> **Instruction**
Extract the full listing below without altering a single character.

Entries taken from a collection
'''

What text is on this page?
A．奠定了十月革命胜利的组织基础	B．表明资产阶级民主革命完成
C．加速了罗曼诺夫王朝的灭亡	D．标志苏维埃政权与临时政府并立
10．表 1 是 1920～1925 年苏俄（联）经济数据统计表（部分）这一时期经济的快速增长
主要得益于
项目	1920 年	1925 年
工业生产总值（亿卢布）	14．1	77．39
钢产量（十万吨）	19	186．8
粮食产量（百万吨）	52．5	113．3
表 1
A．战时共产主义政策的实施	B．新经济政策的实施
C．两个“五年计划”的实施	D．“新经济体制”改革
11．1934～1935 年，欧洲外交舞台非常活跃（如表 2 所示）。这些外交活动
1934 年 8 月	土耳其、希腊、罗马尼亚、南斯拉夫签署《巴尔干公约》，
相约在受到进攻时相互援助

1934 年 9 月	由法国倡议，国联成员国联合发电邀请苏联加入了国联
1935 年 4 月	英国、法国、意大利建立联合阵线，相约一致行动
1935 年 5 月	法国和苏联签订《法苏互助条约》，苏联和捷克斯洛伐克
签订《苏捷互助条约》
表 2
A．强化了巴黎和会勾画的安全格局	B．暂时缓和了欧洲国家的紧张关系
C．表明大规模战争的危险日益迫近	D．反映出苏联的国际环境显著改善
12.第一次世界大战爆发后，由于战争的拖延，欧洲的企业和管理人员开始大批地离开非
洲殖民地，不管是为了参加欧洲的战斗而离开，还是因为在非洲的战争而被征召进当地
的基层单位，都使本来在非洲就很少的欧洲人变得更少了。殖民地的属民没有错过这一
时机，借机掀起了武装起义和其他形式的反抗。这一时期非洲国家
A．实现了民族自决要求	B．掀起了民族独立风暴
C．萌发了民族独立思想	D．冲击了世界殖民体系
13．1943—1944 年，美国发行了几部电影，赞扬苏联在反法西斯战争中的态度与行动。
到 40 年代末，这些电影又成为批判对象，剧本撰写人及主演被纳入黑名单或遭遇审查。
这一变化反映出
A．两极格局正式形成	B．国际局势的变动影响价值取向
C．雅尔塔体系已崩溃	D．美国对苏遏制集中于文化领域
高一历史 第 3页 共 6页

'''

> **Answer to the problem**
What text is on this page?
A．奠定了十月革命胜利的组织基础	B．表明资产阶级民主革命完成
C．加速了罗曼诺夫王朝的灭亡	D．标志苏维埃政权与临时政府并立
10．表 1 是 1920～1925 年苏俄（联）经济数据统计表（部分）这一时期经济的快速增长
主要得益于
项目	1920 年	1925 年
工业生产总值（亿卢布）	14．1	77．39
钢产量（十万吨）	19	186．8
粮食产量（百万吨）	52．5	113．3
表 1
A．战时共产主义政策的实施	B．新经济政策的实施
C．两个“五年计划”的实施	D．“新经济体制”改革
11．1934～1935 年，欧洲外交舞台非常活跃（如表 2 所示）。这些外交活动
1934 年 8 月	土耳其、希腊、罗马尼亚、南斯拉夫签署《巴尔干公约》，
相约在受到进攻时相互援助

1934 年 9 月	由法国倡议，国联成员国联合发电邀请苏联加入了国联
1935 年 4 月	英国、法国、意大利建立联合阵线，相约一致行动
1935 年 5 月	法国和苏联签订《法苏互助条约》，苏联和捷克斯洛伐克
签订《苏捷互助条约》
表 2
A．强化了巴黎和会勾画的安全格局	B．暂时缓和了欧洲国家的紧张关系
C．表明大规模战争的危险日益迫近	D．反映出苏联的国际环境显著改善
12.第一次世界大战爆发后，由于战争的拖延，欧洲的企业和管理人员开始大批地离开非
洲殖民地，不管是为了参加欧洲的战斗而离开，还是因为在非洲的战争而被征召进当地
的基层单位，都使本来在非洲就很少的欧洲人变得更少了。殖民地的属民没有错过这一
时机，借机掀起了武装起义和其他形式的反抗。这一时期非洲国家
A．实现了民族自决要求	B．掀起了民族独立风暴
C．萌发了民族独立思想	D．冲击了世界殖民体系
13．1943—1944 年，美国发行了几部电影，赞扬苏联在反法西斯战争中的态度与行动。
到 40 年代末，这些电影又成为批判对象，剧本撰写人及主演被纳入黑名单或遭遇审查。
这一变化反映出
A．两极格局正式形成	B．国际局势的变动影响价值取向
C．雅尔塔体系已崩溃	D．美国对苏遏制集中于文化领域
高一历史 第 3页 共 6页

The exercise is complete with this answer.